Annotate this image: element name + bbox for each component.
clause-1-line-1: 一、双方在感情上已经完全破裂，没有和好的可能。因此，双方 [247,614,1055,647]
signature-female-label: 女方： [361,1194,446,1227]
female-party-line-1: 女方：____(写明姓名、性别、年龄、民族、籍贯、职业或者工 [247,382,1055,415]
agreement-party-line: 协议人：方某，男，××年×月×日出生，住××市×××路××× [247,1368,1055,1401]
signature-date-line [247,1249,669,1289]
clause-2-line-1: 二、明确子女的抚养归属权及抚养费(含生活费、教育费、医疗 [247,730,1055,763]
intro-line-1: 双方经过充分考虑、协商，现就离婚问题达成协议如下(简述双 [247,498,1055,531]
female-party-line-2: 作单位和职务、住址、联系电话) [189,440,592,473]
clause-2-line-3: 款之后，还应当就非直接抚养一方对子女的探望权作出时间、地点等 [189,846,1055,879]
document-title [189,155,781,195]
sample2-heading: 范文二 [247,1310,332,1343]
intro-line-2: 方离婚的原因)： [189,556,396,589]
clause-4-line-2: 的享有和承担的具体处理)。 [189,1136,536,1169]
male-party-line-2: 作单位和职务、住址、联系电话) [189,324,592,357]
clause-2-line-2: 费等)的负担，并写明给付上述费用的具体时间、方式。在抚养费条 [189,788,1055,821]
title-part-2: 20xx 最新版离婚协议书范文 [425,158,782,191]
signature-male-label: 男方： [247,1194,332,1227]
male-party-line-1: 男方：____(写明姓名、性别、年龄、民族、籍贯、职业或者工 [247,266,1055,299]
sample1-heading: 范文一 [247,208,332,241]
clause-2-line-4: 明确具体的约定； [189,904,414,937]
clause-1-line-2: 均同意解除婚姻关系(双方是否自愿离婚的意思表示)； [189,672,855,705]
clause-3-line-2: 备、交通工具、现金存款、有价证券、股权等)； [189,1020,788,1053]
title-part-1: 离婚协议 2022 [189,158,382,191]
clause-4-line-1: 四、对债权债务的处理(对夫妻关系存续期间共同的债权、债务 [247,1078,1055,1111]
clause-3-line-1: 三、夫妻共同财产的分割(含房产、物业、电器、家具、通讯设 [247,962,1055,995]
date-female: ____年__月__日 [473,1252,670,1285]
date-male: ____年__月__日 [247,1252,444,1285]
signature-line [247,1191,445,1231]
-------
▶ **WORK TO DO**:
Retype all of the data above line for line, with every character unchanged.

▶ **SOLUTION TO THE EXERCISE**:
Annotate this image: element name + bbox for each component.
clause-1-line-1: 一、双方在感情上已经完全破裂，没有和好的可能。因此，双方 [247,614,1055,647]
signature-female-label: 女方： [361,1194,446,1227]
female-party-line-1: 女方：____(写明姓名、性别、年龄、民族、籍贯、职业或者工 [247,382,1055,415]
agreement-party-line: 协议人：方某，男，××年×月×日出生，住××市×××路××× [247,1368,1055,1401]
signature-date-line [247,1249,669,1289]
clause-2-line-1: 二、明确子女的抚养归属权及抚养费(含生活费、教育费、医疗 [247,730,1055,763]
intro-line-1: 双方经过充分考虑、协商，现就离婚问题达成协议如下(简述双 [247,498,1055,531]
female-party-line-2: 作单位和职务、住址、联系电话) [189,440,592,473]
clause-2-line-3: 款之后，还应当就非直接抚养一方对子女的探望权作出时间、地点等 [189,846,1055,879]
document-title [189,155,781,195]
sample2-heading: 范文二 [247,1310,332,1343]
intro-line-2: 方离婚的原因)： [189,556,396,589]
clause-4-line-2: 的享有和承担的具体处理)。 [189,1136,536,1169]
male-party-line-2: 作单位和职务、住址、联系电话) [189,324,592,357]
clause-2-line-2: 费等)的负担，并写明给付上述费用的具体时间、方式。在抚养费条 [189,788,1055,821]
title-part-2: 20xx 最新版离婚协议书范文 [425,158,782,191]
signature-male-label: 男方： [247,1194,332,1227]
male-party-line-1: 男方：____(写明姓名、性别、年龄、民族、籍贯、职业或者工 [247,266,1055,299]
sample1-heading: 范文一 [247,208,332,241]
clause-2-line-4: 明确具体的约定； [189,904,414,937]
clause-1-line-2: 均同意解除婚姻关系(双方是否自愿离婚的意思表示)； [189,672,855,705]
clause-3-line-2: 备、交通工具、现金存款、有价证券、股权等)； [189,1020,788,1053]
title-part-1: 离婚协议 2022 [189,158,382,191]
clause-4-line-1: 四、对债权债务的处理(对夫妻关系存续期间共同的债权、债务 [247,1078,1055,1111]
clause-3-line-1: 三、夫妻共同财产的分割(含房产、物业、电器、家具、通讯设 [247,962,1055,995]
date-female: ____年__月__日 [473,1252,670,1285]
date-male: ____年__月__日 [247,1252,444,1285]
signature-line [247,1191,445,1231]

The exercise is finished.